> [EXERCISE GOAL]:
From the records below, extract all the text exactly and leave the images behind.

> [GIVEN ENTRIES]:
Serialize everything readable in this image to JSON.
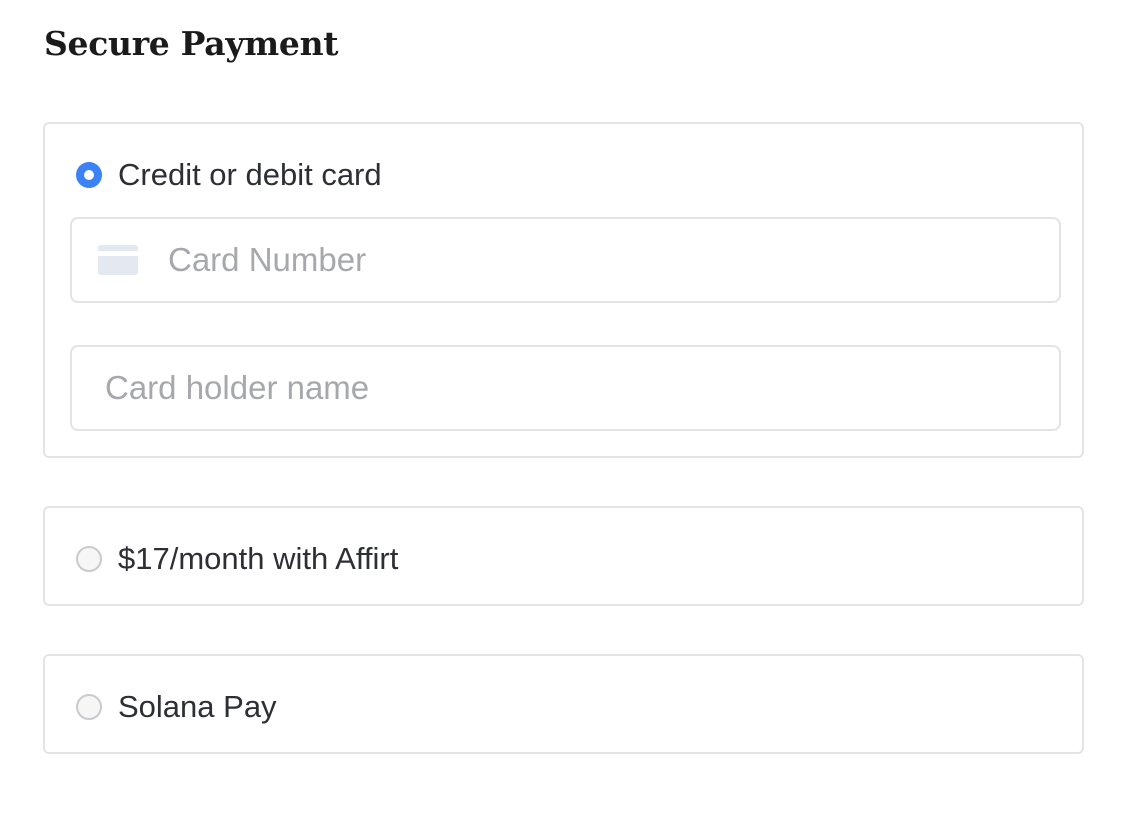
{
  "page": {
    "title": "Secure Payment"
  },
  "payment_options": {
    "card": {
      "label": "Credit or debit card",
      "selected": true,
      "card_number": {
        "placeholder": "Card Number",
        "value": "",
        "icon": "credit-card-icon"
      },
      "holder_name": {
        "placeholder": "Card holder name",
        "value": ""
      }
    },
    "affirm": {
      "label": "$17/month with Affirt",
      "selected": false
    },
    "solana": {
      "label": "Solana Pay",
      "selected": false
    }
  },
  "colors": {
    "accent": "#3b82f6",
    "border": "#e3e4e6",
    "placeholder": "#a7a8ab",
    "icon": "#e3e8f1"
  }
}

> [RESPONSE FOR THIS EXERCISE]:
Serialize everything readable in this image to JSON.
{
  "page": {
    "title": "Secure Payment"
  },
  "payment_options": {
    "card": {
      "label": "Credit or debit card",
      "selected": true,
      "card_number": {
        "placeholder": "Card Number",
        "value": "",
        "icon": "credit-card-icon"
      },
      "holder_name": {
        "placeholder": "Card holder name",
        "value": ""
      }
    },
    "affirm": {
      "label": "$17/month with Affirt",
      "selected": false
    },
    "solana": {
      "label": "Solana Pay",
      "selected": false
    }
  },
  "colors": {
    "accent": "#3b82f6",
    "border": "#e3e4e6",
    "placeholder": "#a7a8ab",
    "icon": "#e3e8f1"
  }
}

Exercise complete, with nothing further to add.